▶ _Exercise directions_
Copy out each line of the entries where the word "than" is present.

(Document page transcription items)
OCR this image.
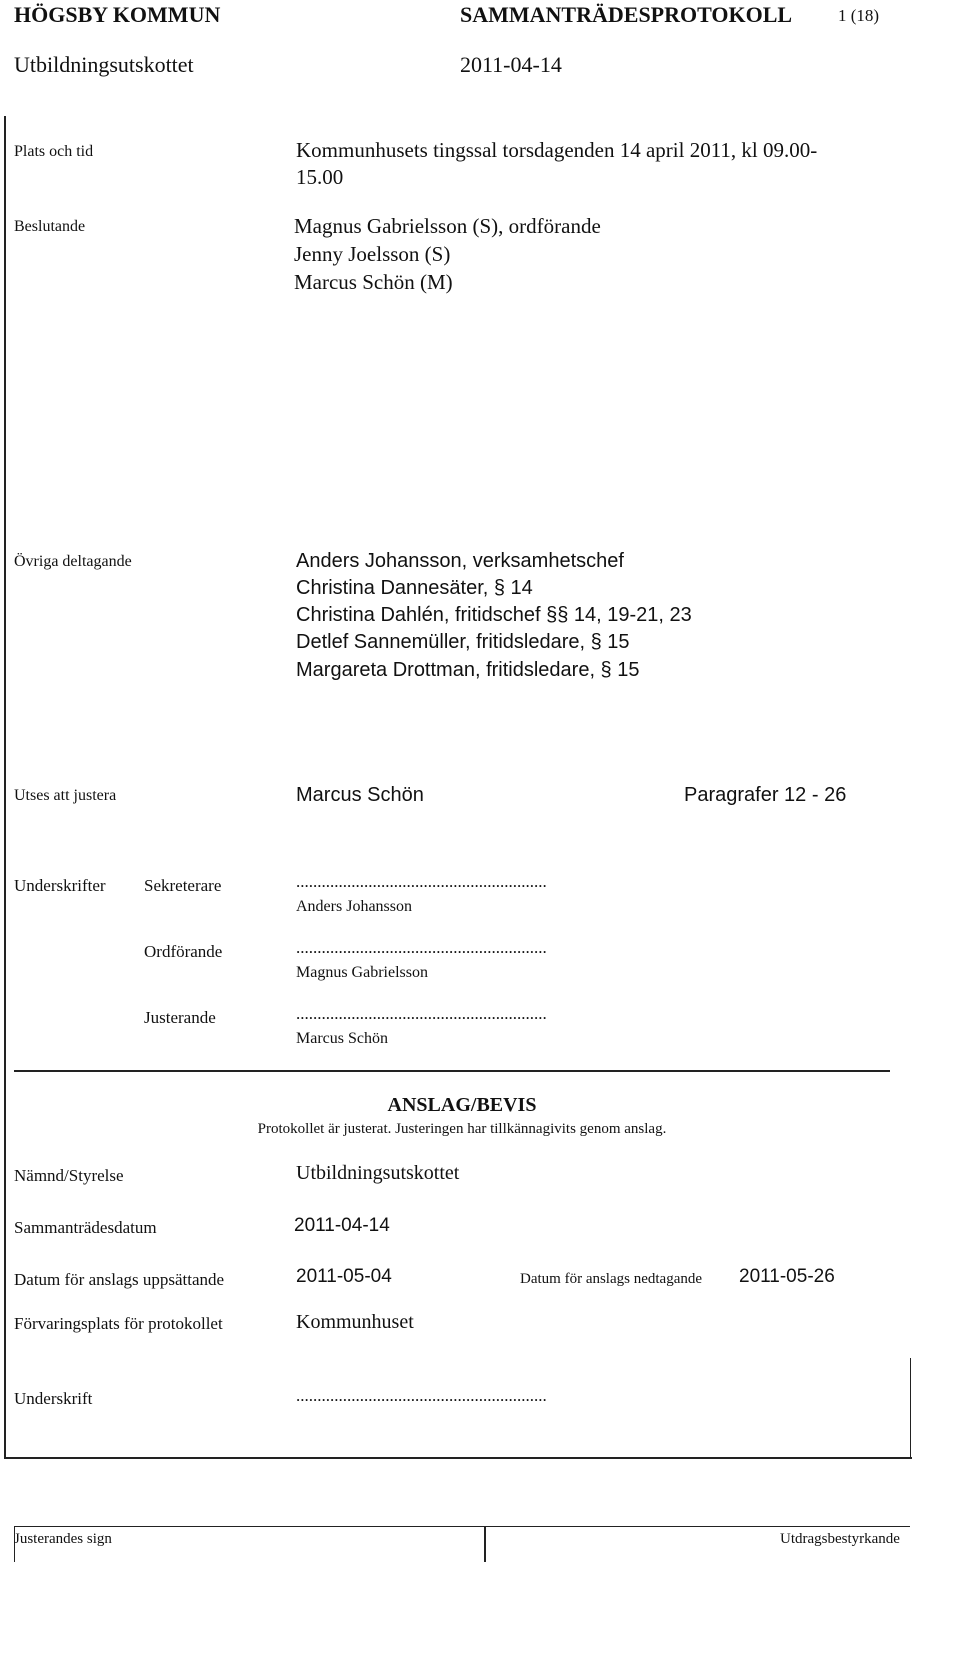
HÖGSBY KOMMUN	SAMMANTRÄDESPROTOKOLL	1 (18)
Utbildningsutskottet	2011-04-14
Plats och tid	Kommunhusets tingssal torsdagenden 14 april 2011, kl 09.00-
15.00
Beslutande	Magnus Gabrielsson (S), ordförande
Jenny Joelsson (S)
Marcus Schön (M)
Övriga deltagande	Anders Johansson, verksamhetschef
Christina Dannesäter, § 14
Christina Dahlén, fritidschef §§ 14, 19-21, 23
Detlef Sannemüller, fritidsledare, § 15
Margareta Drottman, fritidsledare, § 15
Utses att justera	Marcus Schön	Paragrafer 12 - 26
Underskrifter Sekreterare	...........................................................
Anders Johansson
Ordförande	...........................................................
Magnus Gabrielsson
Justerande	...........................................................
Marcus Schön
ANSLAG/BEVIS
Protokollet är justerat. Justeringen har tillkännagivits genom anslag.
Nämnd/Styrelse	Utbildningsutskottet
Sammanträdesdatum	2011-04-14
Datum för anslags uppsättande	2011-05-04	Datum för anslags nedtagande 2011-05-26
Förvaringsplats för protokollet	Kommunhuset
Underskrift	...........................................................
Justerandes sign	Utdragsbestyrkande
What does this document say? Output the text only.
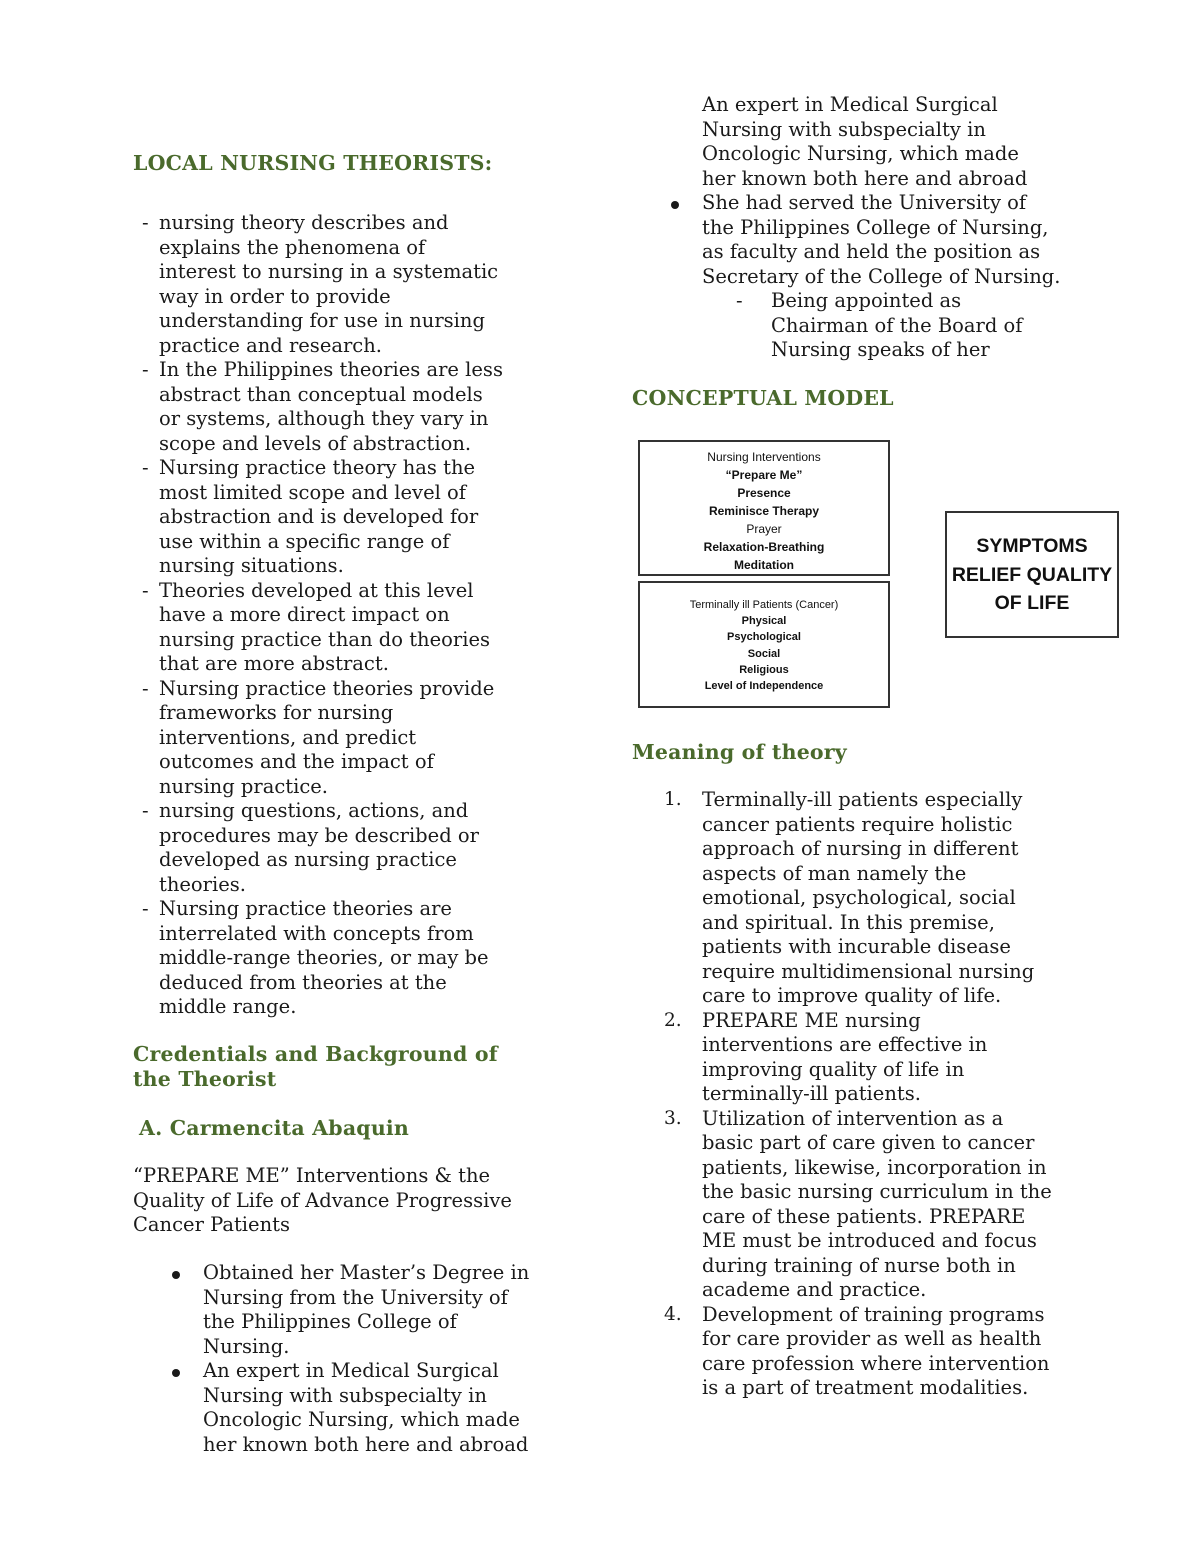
LOCAL NURSING THEORISTS:
- nursing theory describes and explains the phenomena of interest to nursing in a systematic way in order to provide understanding for use in nursing practice and research.
- In the Philippines theories are less abstract than conceptual models or systems, although they vary in scope and levels of abstraction.
- Nursing practice theory has the most limited scope and level of abstraction and is developed for use within a specific range of nursing situations.
- Theories developed at this level have a more direct impact on nursing practice than do theories that are more abstract.
- Nursing practice theories provide frameworks for nursing interventions, and predict outcomes and the impact of nursing practice.
- nursing questions, actions, and procedures may be described or developed as nursing practice theories.
- Nursing practice theories are interrelated with concepts from middle-range theories, or may be deduced from theories at the middle range.
Credentials and Background of the Theorist
A. Carmencita Abaquin

“PREPARE ME” Interventions & the Quality of Life of Advance Progressive Cancer Patients

Obtained her Master’s Degree in Nursing from the University of the Philippines College of Nursing.
An expert in Medical Surgical Nursing with subspecialty in Oncologic Nursing, which made her known both here and abroad
An expert in Medical Surgical Nursing with subspecialty in Oncologic Nursing, which made her known both here and abroad
She had served the University of the Philippines College of Nursing, as faculty and held the position as Secretary of the College of Nursing.
- Being appointed as Chairman of the Board of Nursing speaks of her
CONCEPTUAL MODEL
Nursing Interventions
“Prepare Me”
Presence
Reminisce Therapy
Prayer
Relaxation-Breathing
Meditation
Terminally ill Patients (Cancer)
Physical
Psychological
Social
Religious
Level of Independence
SYMPTOMS
RELIEF QUALITY
OF LIFE
Meaning of theory
1. Terminally-ill patients especially cancer patients require holistic approach of nursing in different aspects of man namely the emotional, psychological, social and spiritual. In this premise, patients with incurable disease require multidimensional nursing care to improve quality of life.
2. PREPARE ME nursing interventions are effective in improving quality of life in terminally-ill patients.
3. Utilization of intervention as a basic part of care given to cancer patients, likewise, incorporation in the basic nursing curriculum in the care of these patients. PREPARE ME must be introduced and focus during training of nurse both in academe and practice.
4. Development of training programs for care provider as well as health care profession where intervention is a part of treatment modalities.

▶ _Exercise response_
- In the Philippines theories are less abstract than conceptual models or systems, although they vary in scope and levels of abstraction.
- Theories developed at this level have a more direct impact on nursing practice than do theories that are more abstract.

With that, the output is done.